▶ YOUR TASK: Copy out all of the material, matching it word for word.
## Start DATA ENTRIES
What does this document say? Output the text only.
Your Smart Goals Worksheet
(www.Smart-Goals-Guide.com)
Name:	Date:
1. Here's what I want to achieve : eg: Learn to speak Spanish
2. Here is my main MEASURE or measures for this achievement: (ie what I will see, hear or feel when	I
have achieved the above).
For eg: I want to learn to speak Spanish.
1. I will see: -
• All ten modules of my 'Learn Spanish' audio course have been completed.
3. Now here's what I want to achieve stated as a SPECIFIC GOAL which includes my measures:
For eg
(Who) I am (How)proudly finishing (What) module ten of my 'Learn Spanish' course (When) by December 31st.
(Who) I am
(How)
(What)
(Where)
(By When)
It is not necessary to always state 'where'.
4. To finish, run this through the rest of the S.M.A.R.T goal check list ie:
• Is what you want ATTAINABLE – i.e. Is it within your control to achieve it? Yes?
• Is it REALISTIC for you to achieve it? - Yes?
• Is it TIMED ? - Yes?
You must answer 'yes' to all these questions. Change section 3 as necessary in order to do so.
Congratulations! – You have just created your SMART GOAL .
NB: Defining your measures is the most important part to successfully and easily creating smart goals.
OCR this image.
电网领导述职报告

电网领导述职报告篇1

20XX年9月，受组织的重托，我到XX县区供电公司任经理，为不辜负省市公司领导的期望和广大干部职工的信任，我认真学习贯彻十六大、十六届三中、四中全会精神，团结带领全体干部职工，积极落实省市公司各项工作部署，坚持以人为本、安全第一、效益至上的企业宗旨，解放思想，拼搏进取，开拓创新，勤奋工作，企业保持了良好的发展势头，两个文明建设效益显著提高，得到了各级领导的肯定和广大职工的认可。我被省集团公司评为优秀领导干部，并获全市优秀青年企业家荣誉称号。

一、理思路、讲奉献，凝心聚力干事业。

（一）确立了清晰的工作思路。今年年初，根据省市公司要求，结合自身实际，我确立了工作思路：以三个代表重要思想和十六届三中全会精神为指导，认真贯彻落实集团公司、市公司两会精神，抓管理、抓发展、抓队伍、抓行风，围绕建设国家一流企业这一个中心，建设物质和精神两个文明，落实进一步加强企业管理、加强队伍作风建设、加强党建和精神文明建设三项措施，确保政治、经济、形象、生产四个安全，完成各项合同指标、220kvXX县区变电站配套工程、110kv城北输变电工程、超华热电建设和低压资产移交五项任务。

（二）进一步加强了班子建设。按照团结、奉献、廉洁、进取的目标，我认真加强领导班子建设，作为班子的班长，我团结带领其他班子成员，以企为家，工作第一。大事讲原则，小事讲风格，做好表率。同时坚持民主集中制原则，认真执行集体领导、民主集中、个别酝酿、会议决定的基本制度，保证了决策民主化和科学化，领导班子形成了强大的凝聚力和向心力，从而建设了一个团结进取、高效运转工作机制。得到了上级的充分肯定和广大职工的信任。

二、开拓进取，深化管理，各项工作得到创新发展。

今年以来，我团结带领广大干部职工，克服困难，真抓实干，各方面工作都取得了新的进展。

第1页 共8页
## End DATA ENTRIES
▶ FINAL RESULT:
What does this document say? Output the text only.
Your Smart Goals Worksheet
(www.Smart-Goals-Guide.com)
Name:	Date:
1. Here's what I want to achieve : eg: Learn to speak Spanish
2. Here is my main MEASURE or measures for this achievement: (ie what I will see, hear or feel when	I
have achieved the above).
For eg: I want to learn to speak Spanish.
1. I will see: -
• All ten modules of my 'Learn Spanish' audio course have been completed.
3. Now here's what I want to achieve stated as a SPECIFIC GOAL which includes my measures:
For eg
(Who) I am (How)proudly finishing (What) module ten of my 'Learn Spanish' course (When) by December 31st.
(Who) I am
(How)
(What)
(Where)
(By When)
It is not necessary to always state 'where'.
4. To finish, run this through the rest of the S.M.A.R.T goal check list ie:
• Is what you want ATTAINABLE – i.e. Is it within your control to achieve it? Yes?
• Is it REALISTIC for you to achieve it? - Yes?
• Is it TIMED ? - Yes?
You must answer 'yes' to all these questions. Change section 3 as necessary in order to do so.
Congratulations! – You have just created your SMART GOAL .
NB: Defining your measures is the most important part to successfully and easily creating smart goals.
OCR this image.
电网领导述职报告

电网领导述职报告篇1

20XX年9月，受组织的重托，我到XX县区供电公司任经理，为不辜负省市公司领导的期望和广大干部职工的信任，我认真学习贯彻十六大、十六届三中、四中全会精神，团结带领全体干部职工，积极落实省市公司各项工作部署，坚持以人为本、安全第一、效益至上的企业宗旨，解放思想，拼搏进取，开拓创新，勤奋工作，企业保持了良好的发展势头，两个文明建设效益显著提高，得到了各级领导的肯定和广大职工的认可。我被省集团公司评为优秀领导干部，并获全市优秀青年企业家荣誉称号。

一、理思路、讲奉献，凝心聚力干事业。

（一）确立了清晰的工作思路。今年年初，根据省市公司要求，结合自身实际，我确立了工作思路：以三个代表重要思想和十六届三中全会精神为指导，认真贯彻落实集团公司、市公司两会精神，抓管理、抓发展、抓队伍、抓行风，围绕建设国家一流企业这一个中心，建设物质和精神两个文明，落实进一步加强企业管理、加强队伍作风建设、加强党建和精神文明建设三项措施，确保政治、经济、形象、生产四个安全，完成各项合同指标、220kvXX县区变电站配套工程、110kv城北输变电工程、超华热电建设和低压资产移交五项任务。

（二）进一步加强了班子建设。按照团结、奉献、廉洁、进取的目标，我认真加强领导班子建设，作为班子的班长，我团结带领其他班子成员，以企为家，工作第一。大事讲原则，小事讲风格，做好表率。同时坚持民主集中制原则，认真执行集体领导、民主集中、个别酝酿、会议决定的基本制度，保证了决策民主化和科学化，领导班子形成了强大的凝聚力和向心力，从而建设了一个团结进取、高效运转工作机制。得到了上级的充分肯定和广大职工的信任。

二、开拓进取，深化管理，各项工作得到创新发展。

今年以来，我团结带领广大干部职工，克服困难，真抓实干，各方面工作都取得了新的进展。

第1页 共8页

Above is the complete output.